Saved data entries
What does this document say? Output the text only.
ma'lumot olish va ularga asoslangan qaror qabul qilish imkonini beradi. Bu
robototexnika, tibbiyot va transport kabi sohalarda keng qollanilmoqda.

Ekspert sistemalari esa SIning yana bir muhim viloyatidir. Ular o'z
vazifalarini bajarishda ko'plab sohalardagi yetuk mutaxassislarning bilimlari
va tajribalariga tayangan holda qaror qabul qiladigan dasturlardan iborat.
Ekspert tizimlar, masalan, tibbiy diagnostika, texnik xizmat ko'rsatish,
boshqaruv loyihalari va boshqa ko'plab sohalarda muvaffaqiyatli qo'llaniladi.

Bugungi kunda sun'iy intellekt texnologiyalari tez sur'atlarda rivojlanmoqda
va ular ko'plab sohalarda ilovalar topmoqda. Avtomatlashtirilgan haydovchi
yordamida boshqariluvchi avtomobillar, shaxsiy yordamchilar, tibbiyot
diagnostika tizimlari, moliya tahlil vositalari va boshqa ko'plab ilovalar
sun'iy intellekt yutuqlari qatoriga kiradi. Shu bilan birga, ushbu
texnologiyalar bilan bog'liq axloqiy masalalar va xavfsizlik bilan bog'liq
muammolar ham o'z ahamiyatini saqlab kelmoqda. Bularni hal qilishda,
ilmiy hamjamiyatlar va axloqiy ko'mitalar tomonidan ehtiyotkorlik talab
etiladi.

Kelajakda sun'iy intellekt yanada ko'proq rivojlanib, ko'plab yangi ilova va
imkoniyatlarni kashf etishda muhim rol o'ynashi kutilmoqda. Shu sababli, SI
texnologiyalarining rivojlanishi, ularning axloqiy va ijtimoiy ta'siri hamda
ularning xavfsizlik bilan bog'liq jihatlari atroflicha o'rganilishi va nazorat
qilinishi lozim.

## THE TASK
Recite the full listing above exactly.

## SOLUTION
What does this document say? Output the text only.
ma'lumot olish va ularga asoslangan qaror qabul qilish imkonini beradi. Bu
robototexnika, tibbiyot va transport kabi sohalarda keng qollanilmoqda.

Ekspert sistemalari esa SIning yana bir muhim viloyatidir. Ular o'z
vazifalarini bajarishda ko'plab sohalardagi yetuk mutaxassislarning bilimlari
va tajribalariga tayangan holda qaror qabul qiladigan dasturlardan iborat.
Ekspert tizimlar, masalan, tibbiy diagnostika, texnik xizmat ko'rsatish,
boshqaruv loyihalari va boshqa ko'plab sohalarda muvaffaqiyatli qo'llaniladi.

Bugungi kunda sun'iy intellekt texnologiyalari tez sur'atlarda rivojlanmoqda
va ular ko'plab sohalarda ilovalar topmoqda. Avtomatlashtirilgan haydovchi
yordamida boshqariluvchi avtomobillar, shaxsiy yordamchilar, tibbiyot
diagnostika tizimlari, moliya tahlil vositalari va boshqa ko'plab ilovalar
sun'iy intellekt yutuqlari qatoriga kiradi. Shu bilan birga, ushbu
texnologiyalar bilan bog'liq axloqiy masalalar va xavfsizlik bilan bog'liq
muammolar ham o'z ahamiyatini saqlab kelmoqda. Bularni hal qilishda,
ilmiy hamjamiyatlar va axloqiy ko'mitalar tomonidan ehtiyotkorlik talab
etiladi.

Kelajakda sun'iy intellekt yanada ko'proq rivojlanib, ko'plab yangi ilova va
imkoniyatlarni kashf etishda muhim rol o'ynashi kutilmoqda. Shu sababli, SI
texnologiyalarining rivojlanishi, ularning axloqiy va ijtimoiy ta'siri hamda
ularning xavfsizlik bilan bog'liq jihatlari atroflicha o'rganilishi va nazorat
qilinishi lozim.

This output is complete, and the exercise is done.